Task to carry out :: Go through the records underneath and count the lines that include the string "Организация". Give nothing but the number.
· · · · ·
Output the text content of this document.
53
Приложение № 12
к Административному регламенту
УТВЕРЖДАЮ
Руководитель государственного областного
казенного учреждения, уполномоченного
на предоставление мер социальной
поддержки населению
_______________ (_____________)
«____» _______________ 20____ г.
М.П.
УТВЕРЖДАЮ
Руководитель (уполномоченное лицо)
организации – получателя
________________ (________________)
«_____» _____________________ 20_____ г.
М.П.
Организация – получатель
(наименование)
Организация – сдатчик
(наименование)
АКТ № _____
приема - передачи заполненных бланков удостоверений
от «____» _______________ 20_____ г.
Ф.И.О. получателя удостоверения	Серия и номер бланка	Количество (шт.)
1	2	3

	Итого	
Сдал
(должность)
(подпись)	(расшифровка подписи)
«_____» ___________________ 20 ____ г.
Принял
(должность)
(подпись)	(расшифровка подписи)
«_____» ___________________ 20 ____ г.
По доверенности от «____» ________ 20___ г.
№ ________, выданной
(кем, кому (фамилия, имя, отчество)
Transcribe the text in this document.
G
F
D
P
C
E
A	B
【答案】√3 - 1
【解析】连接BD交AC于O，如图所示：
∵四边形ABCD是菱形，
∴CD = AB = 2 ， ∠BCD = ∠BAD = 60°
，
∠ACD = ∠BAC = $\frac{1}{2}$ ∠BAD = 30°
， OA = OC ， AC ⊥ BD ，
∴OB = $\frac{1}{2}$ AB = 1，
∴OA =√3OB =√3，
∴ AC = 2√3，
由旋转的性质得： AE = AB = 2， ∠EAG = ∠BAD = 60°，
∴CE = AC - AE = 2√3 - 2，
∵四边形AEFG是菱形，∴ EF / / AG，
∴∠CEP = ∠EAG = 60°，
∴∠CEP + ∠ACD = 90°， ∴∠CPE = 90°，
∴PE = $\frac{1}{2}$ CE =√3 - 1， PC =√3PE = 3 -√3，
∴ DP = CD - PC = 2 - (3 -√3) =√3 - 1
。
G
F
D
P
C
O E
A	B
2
· · · · ·
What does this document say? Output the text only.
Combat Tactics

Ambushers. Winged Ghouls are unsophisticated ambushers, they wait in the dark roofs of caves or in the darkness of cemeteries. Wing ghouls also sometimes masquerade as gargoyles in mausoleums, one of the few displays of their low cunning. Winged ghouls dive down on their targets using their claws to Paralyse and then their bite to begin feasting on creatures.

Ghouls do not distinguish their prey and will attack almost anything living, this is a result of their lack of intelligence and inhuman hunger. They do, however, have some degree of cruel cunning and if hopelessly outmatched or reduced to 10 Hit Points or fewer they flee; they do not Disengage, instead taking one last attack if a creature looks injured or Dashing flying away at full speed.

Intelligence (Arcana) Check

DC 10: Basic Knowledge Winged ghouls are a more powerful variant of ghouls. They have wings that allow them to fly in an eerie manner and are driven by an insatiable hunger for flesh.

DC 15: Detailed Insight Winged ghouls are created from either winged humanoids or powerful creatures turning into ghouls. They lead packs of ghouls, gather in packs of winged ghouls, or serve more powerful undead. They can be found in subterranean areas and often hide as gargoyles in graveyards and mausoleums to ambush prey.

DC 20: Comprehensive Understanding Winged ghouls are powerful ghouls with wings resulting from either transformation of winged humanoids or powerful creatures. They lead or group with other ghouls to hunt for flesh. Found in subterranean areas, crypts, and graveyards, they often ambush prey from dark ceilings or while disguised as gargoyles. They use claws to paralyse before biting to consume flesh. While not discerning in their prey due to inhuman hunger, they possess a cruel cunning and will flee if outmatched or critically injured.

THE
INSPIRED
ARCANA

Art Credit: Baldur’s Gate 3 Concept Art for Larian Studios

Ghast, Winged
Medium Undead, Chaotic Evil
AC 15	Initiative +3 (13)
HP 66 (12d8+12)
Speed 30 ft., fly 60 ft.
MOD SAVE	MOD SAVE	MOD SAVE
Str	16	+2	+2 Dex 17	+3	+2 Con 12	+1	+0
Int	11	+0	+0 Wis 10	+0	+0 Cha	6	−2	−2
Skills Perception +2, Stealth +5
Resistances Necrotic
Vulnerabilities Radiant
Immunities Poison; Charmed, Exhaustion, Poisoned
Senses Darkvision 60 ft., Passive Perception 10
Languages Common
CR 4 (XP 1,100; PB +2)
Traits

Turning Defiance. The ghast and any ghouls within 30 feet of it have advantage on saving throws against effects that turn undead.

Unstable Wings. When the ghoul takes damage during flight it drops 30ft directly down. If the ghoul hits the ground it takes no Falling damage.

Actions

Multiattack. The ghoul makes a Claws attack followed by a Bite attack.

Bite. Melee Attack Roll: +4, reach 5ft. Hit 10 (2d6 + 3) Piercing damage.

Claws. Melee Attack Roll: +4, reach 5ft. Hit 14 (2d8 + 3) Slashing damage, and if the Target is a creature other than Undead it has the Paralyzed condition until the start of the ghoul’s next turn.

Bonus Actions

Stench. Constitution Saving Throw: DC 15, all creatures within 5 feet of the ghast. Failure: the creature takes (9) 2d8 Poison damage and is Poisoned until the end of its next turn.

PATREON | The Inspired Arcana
· · · · ·
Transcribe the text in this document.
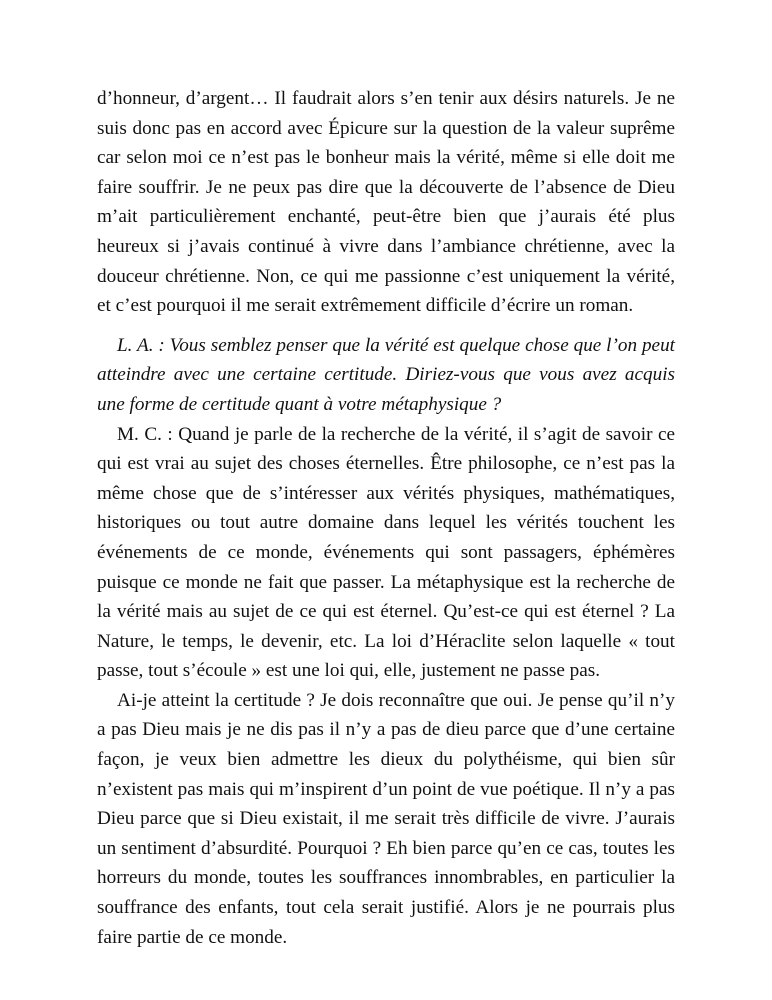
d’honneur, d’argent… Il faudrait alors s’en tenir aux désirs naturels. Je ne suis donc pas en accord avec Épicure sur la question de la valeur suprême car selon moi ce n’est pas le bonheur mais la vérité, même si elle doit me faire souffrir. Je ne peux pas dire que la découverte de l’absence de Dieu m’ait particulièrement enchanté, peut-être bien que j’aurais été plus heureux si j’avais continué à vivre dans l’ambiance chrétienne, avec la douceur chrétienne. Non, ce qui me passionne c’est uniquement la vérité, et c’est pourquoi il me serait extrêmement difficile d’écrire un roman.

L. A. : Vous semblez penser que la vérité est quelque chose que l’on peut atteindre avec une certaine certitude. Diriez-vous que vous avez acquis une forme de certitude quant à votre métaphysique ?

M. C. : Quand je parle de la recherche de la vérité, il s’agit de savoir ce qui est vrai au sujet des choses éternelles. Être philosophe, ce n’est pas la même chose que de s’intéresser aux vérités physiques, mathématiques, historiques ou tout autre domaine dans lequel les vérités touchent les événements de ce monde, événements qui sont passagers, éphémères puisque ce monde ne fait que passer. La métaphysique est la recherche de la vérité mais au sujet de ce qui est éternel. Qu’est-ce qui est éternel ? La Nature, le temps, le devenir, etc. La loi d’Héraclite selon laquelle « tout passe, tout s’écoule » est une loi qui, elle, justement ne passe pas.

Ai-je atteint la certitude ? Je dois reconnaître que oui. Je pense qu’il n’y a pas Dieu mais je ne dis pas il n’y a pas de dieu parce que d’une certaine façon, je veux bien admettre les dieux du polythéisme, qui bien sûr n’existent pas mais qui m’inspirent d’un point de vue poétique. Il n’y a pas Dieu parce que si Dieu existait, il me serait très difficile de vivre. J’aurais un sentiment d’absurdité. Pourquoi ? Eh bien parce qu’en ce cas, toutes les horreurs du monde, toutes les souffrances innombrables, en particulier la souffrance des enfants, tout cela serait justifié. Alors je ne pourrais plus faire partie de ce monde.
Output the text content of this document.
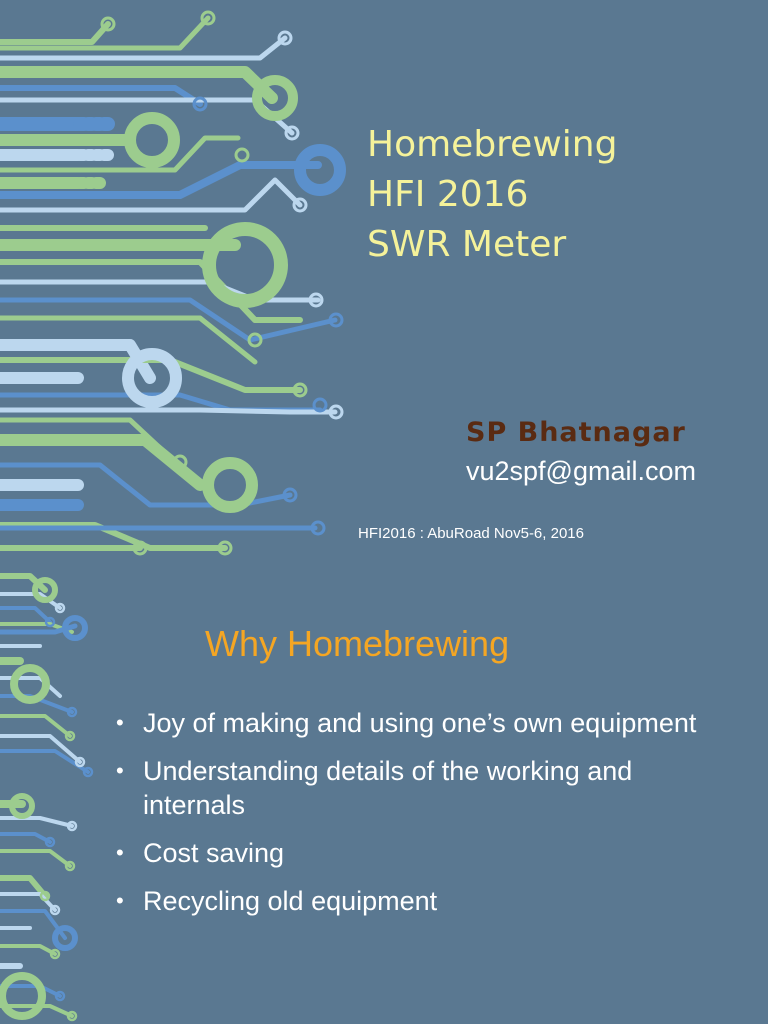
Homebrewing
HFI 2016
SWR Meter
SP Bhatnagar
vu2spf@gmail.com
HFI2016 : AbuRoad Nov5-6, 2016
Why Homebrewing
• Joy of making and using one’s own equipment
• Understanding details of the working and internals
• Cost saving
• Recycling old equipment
· · · · ·
Answer for the task :: 2